YOUR TASK
Transcribe the lines below verbatim, skipping the images.

PROVIDED INFORMATION
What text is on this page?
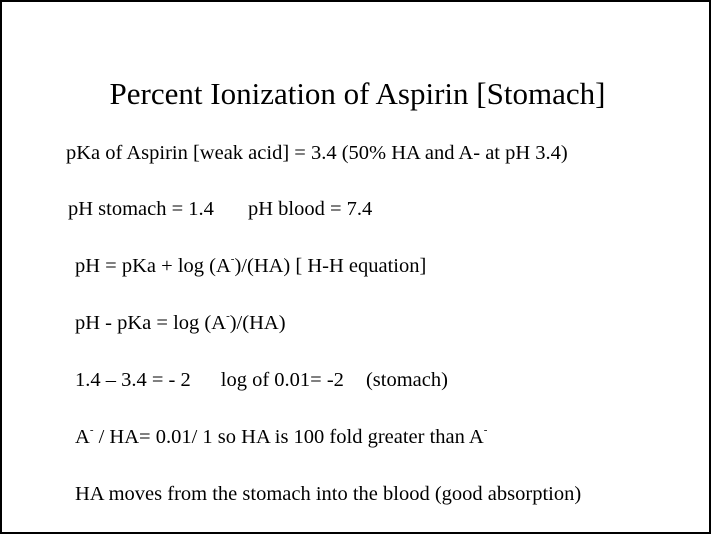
Percent Ionization of Aspirin [Stomach]
pKa of Aspirin [weak acid] = 3.4 (50% HA and A- at pH 3.4)
pH stomach = 1.4 pH blood = 7.4
pH = pKa + log (A-)/(HA) [ H-H equation]
pH - pKa = log (A-)/(HA)
1.4 – 3.4 = - 2 log of 0.01= -2 (stomach)
A- / HA= 0.01/ 1 so HA is 100 fold greater than A-
HA moves from the stomach into the blood (good absorption)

PROBLEM SOLUTION
What text is on this page?
Percent Ionization of Aspirin [Stomach]
pKa of Aspirin [weak acid] = 3.4 (50% HA and A- at pH 3.4)
pH stomach = 1.4 pH blood = 7.4
pH = pKa + log (A-)/(HA) [ H-H equation]
pH - pKa = log (A-)/(HA)
1.4 – 3.4 = - 2 log of 0.01= -2 (stomach)
A- / HA= 0.01/ 1 so HA is 100 fold greater than A-
HA moves from the stomach into the blood (good absorption)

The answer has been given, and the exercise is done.